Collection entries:
○ ○ ○ ○ ○ ○ ○
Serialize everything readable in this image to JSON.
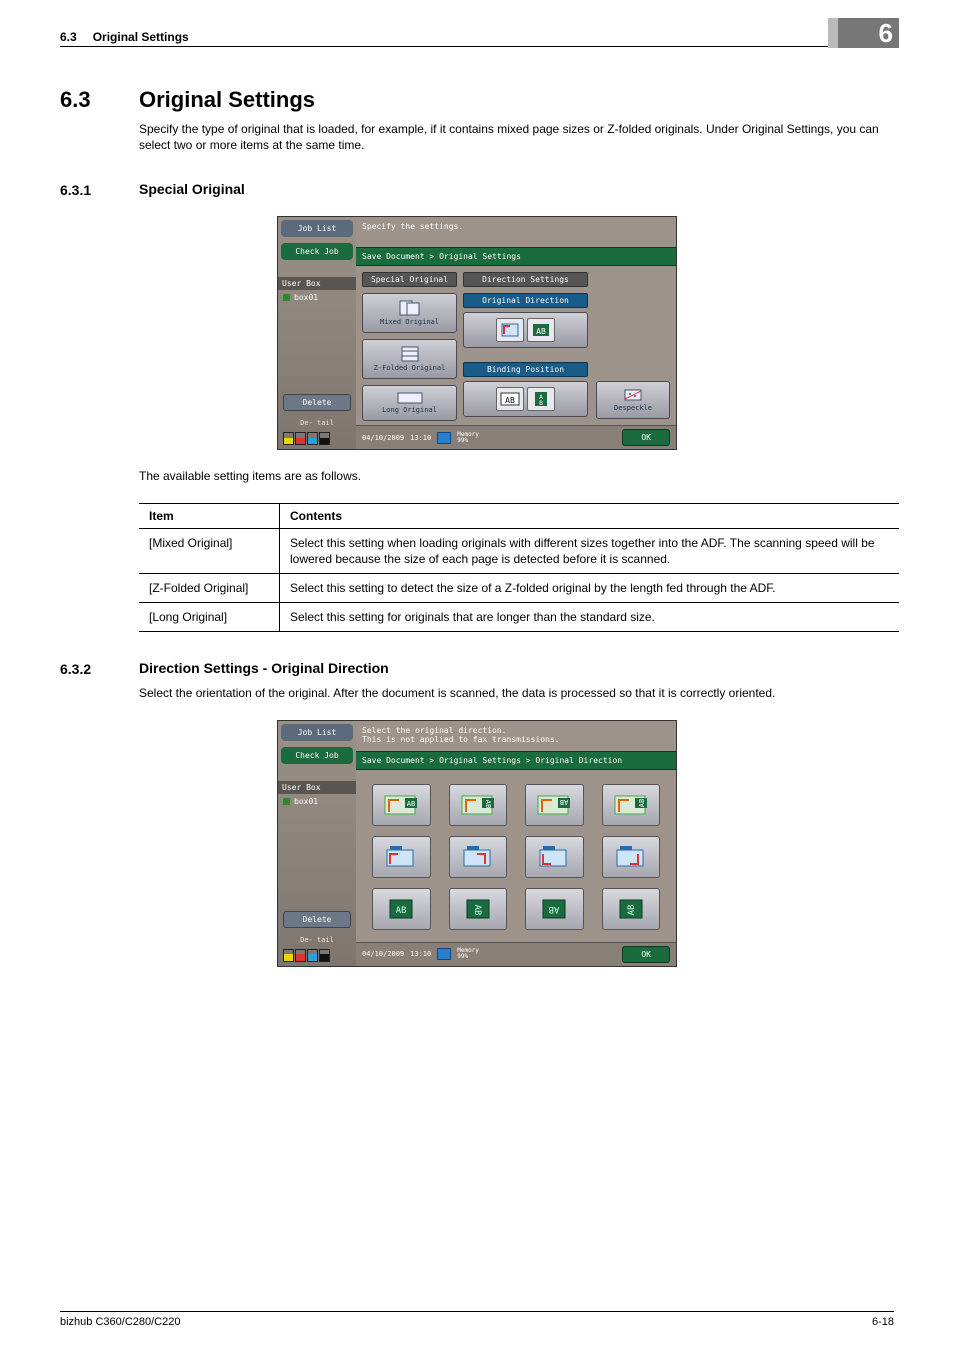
{
  "chapter_tab": "6",
  "header": {
    "sec_num": "6.3",
    "title": "Original Settings"
  },
  "section": {
    "num": "6.3",
    "title": "Original Settings",
    "intro": "Specify the type of original that is loaded, for example, if it contains mixed page sizes or Z-folded originals. Under Original Settings, you can select two or more items at the same time."
  },
  "sub1": {
    "num": "6.3.1",
    "title": "Special Original",
    "after_para": "The available setting items are as follows."
  },
  "screenshot1": {
    "sidebar": {
      "job_list": "Job List",
      "check_job": "Check Job",
      "user_box": "User Box",
      "box_item": "box01",
      "delete": "Delete",
      "detail": "De-\ntail"
    },
    "message": "Specify the settings.",
    "breadcrumb": "Save Document > Original Settings",
    "col_special": "Special\nOriginal",
    "col_direction": "Direction Settings",
    "btn_mixed": "Mixed Original",
    "btn_zfold": "Z-Folded\nOriginal",
    "btn_long": "Long\nOriginal",
    "lbl_orig_dir": "Original Direction",
    "lbl_bind_pos": "Binding Position",
    "btn_despeckle": "Despeckle",
    "status": {
      "date": "04/10/2009",
      "time": "13:10",
      "memory_label": "Memory",
      "memory_value": "99%",
      "ok": "OK"
    }
  },
  "table": {
    "h_item": "Item",
    "h_contents": "Contents",
    "rows": [
      {
        "item": "[Mixed Original]",
        "contents": "Select this setting when loading originals with different sizes together into the ADF. The scanning speed will be lowered because the size of each page is detected before it is scanned."
      },
      {
        "item": "[Z-Folded Original]",
        "contents": "Select this setting to detect the size of a Z-folded original by the length fed through the ADF."
      },
      {
        "item": "[Long Original]",
        "contents": "Select this setting for originals that are longer than the standard size."
      }
    ]
  },
  "sub2": {
    "num": "6.3.2",
    "title": "Direction Settings - Original Direction",
    "intro": "Select the orientation of the original. After the document is scanned, the data is processed so that it is correctly oriented."
  },
  "screenshot2": {
    "sidebar": {
      "job_list": "Job List",
      "check_job": "Check Job",
      "user_box": "User Box",
      "box_item": "box01",
      "delete": "Delete",
      "detail": "De-\ntail"
    },
    "message": "Select the original direction.\nThis is not applied to fax transmissions.",
    "breadcrumb": "Save Document > Original Settings > Original Direction",
    "status": {
      "date": "04/10/2009",
      "time": "13:10",
      "memory_label": "Memory",
      "memory_value": "99%",
      "ok": "OK"
    }
  },
  "footer": {
    "left": "bizhub C360/C280/C220",
    "right": "6-18"
  }
}
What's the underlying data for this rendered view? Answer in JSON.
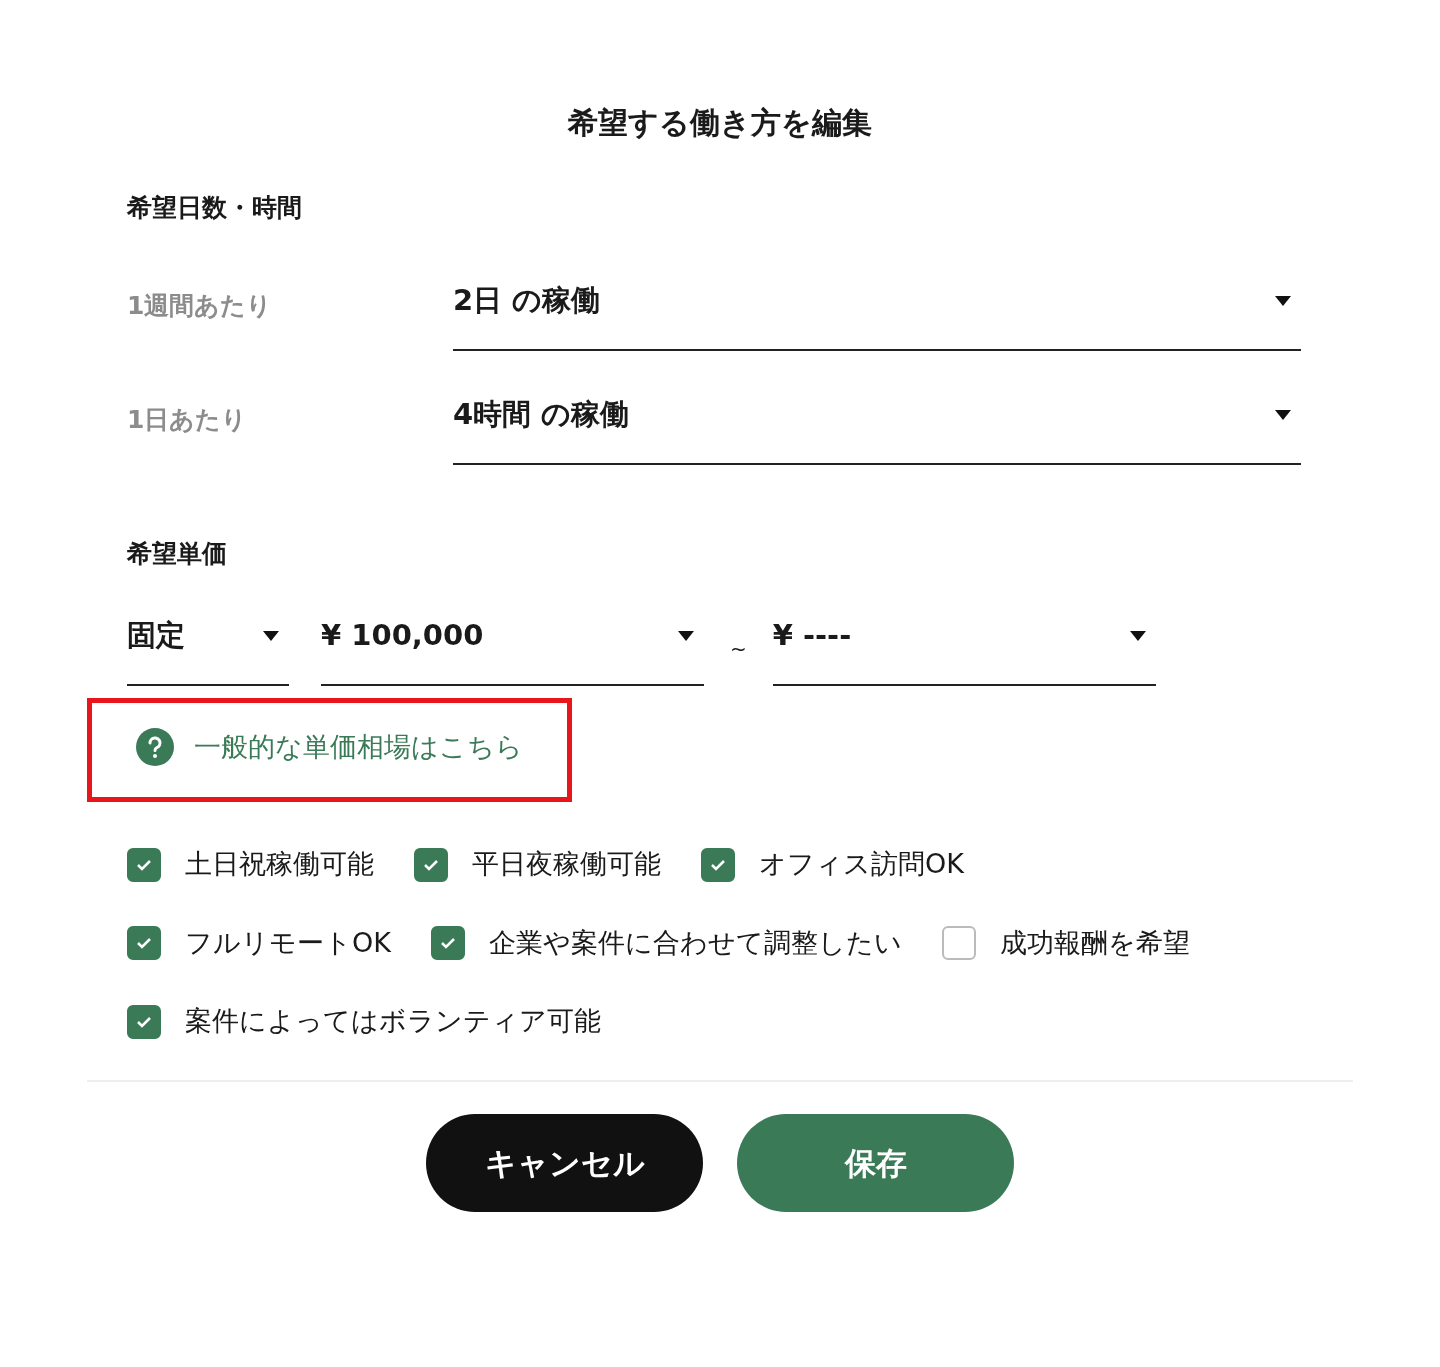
{
  "title": "希望する働き方を編集",
  "schedule": {
    "label": "希望日数・時間",
    "rows": [
      {
        "label": "1週間あたり",
        "value": "2日 の稼働"
      },
      {
        "label": "1日あたり",
        "value": "4時間 の稼働"
      }
    ]
  },
  "price": {
    "label": "希望単価",
    "mode": "固定",
    "min": "¥ 100,000",
    "separator": "~",
    "max": "¥ ----"
  },
  "help_link": {
    "text": "一般的な単価相場はこちら",
    "highlighted": true
  },
  "option_rows": [
    [
      {
        "label": "土日祝稼働可能",
        "checked": true
      },
      {
        "label": "平日夜稼働可能",
        "checked": true
      },
      {
        "label": "オフィス訪問OK",
        "checked": true
      }
    ],
    [
      {
        "label": "フルリモートOK",
        "checked": true
      },
      {
        "label": "企業や案件に合わせて調整したい",
        "checked": true
      },
      {
        "label": "成功報酬を希望",
        "checked": false
      }
    ],
    [
      {
        "label": "案件によってはボランティア可能",
        "checked": true
      }
    ]
  ],
  "buttons": [
    {
      "label": "キャンセル",
      "kind": "secondary"
    },
    {
      "label": "保存",
      "kind": "primary"
    }
  ]
}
○ ○ ○ ○ ○ ○ ○
GIVEN EXERCISE:
Go through the records and gather the lines that hold "JSON".

ANSWER TO THIS EXERCISE:
Serialize everything readable in this image to JSON.
What's the underlying data for this rendered view? Answer in JSON.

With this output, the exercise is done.